(Stored dataset items)

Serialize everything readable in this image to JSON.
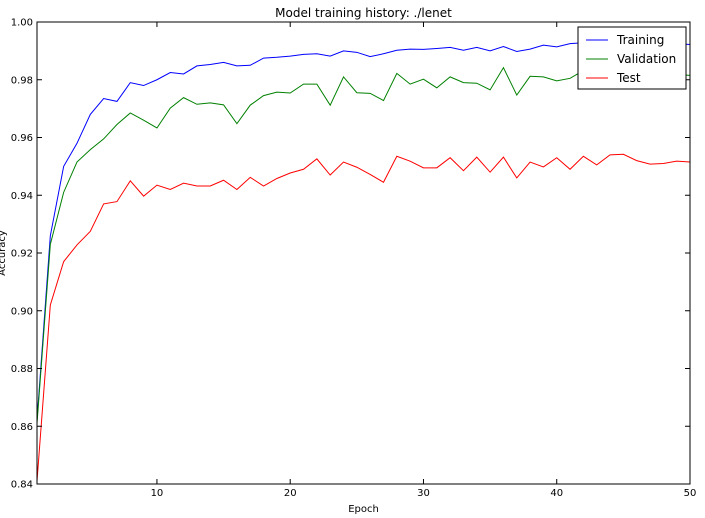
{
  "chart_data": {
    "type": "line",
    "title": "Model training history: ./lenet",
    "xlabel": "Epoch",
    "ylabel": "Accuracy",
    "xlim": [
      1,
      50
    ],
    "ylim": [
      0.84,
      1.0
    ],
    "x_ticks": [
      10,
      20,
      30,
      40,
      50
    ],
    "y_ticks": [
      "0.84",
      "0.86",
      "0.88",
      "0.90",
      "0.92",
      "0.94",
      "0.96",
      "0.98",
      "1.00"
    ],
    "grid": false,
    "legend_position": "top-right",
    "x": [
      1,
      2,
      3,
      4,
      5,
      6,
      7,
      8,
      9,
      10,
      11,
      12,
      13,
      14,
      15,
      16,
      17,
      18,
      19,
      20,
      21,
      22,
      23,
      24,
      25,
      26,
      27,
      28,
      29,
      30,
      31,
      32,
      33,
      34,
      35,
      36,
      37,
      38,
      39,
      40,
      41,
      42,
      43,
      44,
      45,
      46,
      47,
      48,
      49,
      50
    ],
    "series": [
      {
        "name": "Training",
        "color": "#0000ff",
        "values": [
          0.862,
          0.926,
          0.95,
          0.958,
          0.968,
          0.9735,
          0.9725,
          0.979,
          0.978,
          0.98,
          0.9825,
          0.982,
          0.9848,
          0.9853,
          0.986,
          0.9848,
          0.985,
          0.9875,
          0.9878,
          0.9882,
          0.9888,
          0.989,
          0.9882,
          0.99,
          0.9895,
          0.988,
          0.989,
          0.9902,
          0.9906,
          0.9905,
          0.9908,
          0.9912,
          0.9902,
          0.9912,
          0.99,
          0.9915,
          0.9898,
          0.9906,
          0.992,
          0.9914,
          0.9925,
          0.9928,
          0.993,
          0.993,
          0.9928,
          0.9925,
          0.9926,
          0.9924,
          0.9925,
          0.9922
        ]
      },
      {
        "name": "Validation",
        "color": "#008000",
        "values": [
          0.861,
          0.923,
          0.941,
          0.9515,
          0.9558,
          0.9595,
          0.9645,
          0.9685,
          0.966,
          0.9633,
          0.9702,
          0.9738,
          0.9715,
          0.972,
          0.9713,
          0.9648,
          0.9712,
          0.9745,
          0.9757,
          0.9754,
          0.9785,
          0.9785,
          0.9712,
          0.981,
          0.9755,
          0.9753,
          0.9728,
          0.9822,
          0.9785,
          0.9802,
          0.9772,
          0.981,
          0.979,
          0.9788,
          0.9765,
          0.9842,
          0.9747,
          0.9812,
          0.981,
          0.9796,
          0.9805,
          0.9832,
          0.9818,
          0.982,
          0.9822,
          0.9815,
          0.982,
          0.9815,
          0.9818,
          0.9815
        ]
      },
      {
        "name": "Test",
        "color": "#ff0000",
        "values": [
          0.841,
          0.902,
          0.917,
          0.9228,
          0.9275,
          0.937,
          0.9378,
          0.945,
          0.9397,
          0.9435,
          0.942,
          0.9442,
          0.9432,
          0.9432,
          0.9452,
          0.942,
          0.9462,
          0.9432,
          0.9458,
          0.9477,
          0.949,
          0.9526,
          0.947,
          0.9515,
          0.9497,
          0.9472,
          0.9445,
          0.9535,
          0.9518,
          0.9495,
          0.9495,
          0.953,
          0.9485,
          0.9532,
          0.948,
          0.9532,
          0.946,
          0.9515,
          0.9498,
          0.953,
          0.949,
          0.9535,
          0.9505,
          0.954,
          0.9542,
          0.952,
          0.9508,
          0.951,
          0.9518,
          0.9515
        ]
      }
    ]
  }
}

## To be done
Examine the entries and report how many of their lines contain the string "color", giving no more than the number.

## Worked answer
3